• Exercise instructions: Please give the listing again, word for word, with nothing left out.

• Listing:
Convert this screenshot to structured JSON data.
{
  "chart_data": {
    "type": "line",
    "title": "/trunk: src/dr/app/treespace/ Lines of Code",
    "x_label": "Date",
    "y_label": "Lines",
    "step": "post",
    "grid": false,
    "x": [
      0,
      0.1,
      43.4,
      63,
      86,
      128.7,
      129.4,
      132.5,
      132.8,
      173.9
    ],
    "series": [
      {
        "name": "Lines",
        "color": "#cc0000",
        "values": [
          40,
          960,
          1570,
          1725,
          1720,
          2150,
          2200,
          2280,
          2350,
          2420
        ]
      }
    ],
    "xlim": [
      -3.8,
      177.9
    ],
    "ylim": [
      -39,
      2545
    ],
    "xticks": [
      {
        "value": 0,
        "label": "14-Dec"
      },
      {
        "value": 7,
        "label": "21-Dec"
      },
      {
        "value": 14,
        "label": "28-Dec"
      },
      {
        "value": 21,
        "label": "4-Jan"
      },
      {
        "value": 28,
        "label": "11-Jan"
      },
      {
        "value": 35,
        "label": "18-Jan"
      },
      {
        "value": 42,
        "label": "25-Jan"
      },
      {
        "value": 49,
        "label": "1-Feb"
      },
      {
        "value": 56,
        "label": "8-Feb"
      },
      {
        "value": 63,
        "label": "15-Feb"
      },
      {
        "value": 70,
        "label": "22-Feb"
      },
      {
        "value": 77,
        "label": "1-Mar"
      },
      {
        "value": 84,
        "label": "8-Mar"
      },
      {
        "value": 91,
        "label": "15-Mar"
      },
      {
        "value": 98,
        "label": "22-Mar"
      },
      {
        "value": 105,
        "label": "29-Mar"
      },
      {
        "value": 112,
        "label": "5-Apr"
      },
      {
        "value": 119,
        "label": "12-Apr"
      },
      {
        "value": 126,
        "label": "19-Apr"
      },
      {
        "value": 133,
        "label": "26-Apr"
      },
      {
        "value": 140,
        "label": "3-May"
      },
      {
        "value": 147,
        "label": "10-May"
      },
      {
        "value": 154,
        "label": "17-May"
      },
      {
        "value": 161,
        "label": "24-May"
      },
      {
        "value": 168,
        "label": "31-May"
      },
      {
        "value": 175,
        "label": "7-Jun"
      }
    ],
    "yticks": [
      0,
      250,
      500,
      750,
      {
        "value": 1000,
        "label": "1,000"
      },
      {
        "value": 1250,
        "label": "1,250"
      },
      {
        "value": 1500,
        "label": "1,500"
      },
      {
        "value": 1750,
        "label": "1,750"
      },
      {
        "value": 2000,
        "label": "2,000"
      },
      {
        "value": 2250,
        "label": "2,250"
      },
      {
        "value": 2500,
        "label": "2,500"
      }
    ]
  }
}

• The result:
Convert this screenshot to structured JSON data.
{
  "chart_data": {
    "type": "line",
    "title": "/trunk: src/dr/app/treespace/ Lines of Code",
    "x_label": "Date",
    "y_label": "Lines",
    "step": "post",
    "grid": false,
    "x": [
      0,
      0.1,
      43.4,
      63,
      86,
      128.7,
      129.4,
      132.5,
      132.8,
      173.9
    ],
    "series": [
      {
        "name": "Lines",
        "color": "#cc0000",
        "values": [
          40,
          960,
          1570,
          1725,
          1720,
          2150,
          2200,
          2280,
          2350,
          2420
        ]
      }
    ],
    "xlim": [
      -3.8,
      177.9
    ],
    "ylim": [
      -39,
      2545
    ],
    "xticks": [
      {
        "value": 0,
        "label": "14-Dec"
      },
      {
        "value": 7,
        "label": "21-Dec"
      },
      {
        "value": 14,
        "label": "28-Dec"
      },
      {
        "value": 21,
        "label": "4-Jan"
      },
      {
        "value": 28,
        "label": "11-Jan"
      },
      {
        "value": 35,
        "label": "18-Jan"
      },
      {
        "value": 42,
        "label": "25-Jan"
      },
      {
        "value": 49,
        "label": "1-Feb"
      },
      {
        "value": 56,
        "label": "8-Feb"
      },
      {
        "value": 63,
        "label": "15-Feb"
      },
      {
        "value": 70,
        "label": "22-Feb"
      },
      {
        "value": 77,
        "label": "1-Mar"
      },
      {
        "value": 84,
        "label": "8-Mar"
      },
      {
        "value": 91,
        "label": "15-Mar"
      },
      {
        "value": 98,
        "label": "22-Mar"
      },
      {
        "value": 105,
        "label": "29-Mar"
      },
      {
        "value": 112,
        "label": "5-Apr"
      },
      {
        "value": 119,
        "label": "12-Apr"
      },
      {
        "value": 126,
        "label": "19-Apr"
      },
      {
        "value": 133,
        "label": "26-Apr"
      },
      {
        "value": 140,
        "label": "3-May"
      },
      {
        "value": 147,
        "label": "10-May"
      },
      {
        "value": 154,
        "label": "17-May"
      },
      {
        "value": 161,
        "label": "24-May"
      },
      {
        "value": 168,
        "label": "31-May"
      },
      {
        "value": 175,
        "label": "7-Jun"
      }
    ],
    "yticks": [
      0,
      250,
      500,
      750,
      {
        "value": 1000,
        "label": "1,000"
      },
      {
        "value": 1250,
        "label": "1,250"
      },
      {
        "value": 1500,
        "label": "1,500"
      },
      {
        "value": 1750,
        "label": "1,750"
      },
      {
        "value": 2000,
        "label": "2,000"
      },
      {
        "value": 2250,
        "label": "2,250"
      },
      {
        "value": 2500,
        "label": "2,500"
      }
    ]
  }
}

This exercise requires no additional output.